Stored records
▽

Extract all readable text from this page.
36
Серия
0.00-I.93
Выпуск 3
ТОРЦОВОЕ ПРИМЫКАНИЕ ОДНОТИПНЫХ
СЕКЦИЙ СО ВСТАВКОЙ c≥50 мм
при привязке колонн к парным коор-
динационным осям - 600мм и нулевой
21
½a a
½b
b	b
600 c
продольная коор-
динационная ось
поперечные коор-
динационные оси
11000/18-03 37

△

SHORT EXERCISE →
Return the entries above exactly as they appear.

WORKED SOLUTION →
Extract all readable text from this page.
36
Серия
0.00-I.93
Выпуск 3
ТОРЦОВОЕ ПРИМЫКАНИЕ ОДНОТИПНЫХ
СЕКЦИЙ СО ВСТАВКОЙ c≥50 мм
при привязке колонн к парным коор-
динационным осям - 600мм и нулевой
21
½a a
½b
b	b
600 c
продольная коор-
динационная ось
поперечные коор-
динационные оси
11000/18-03 37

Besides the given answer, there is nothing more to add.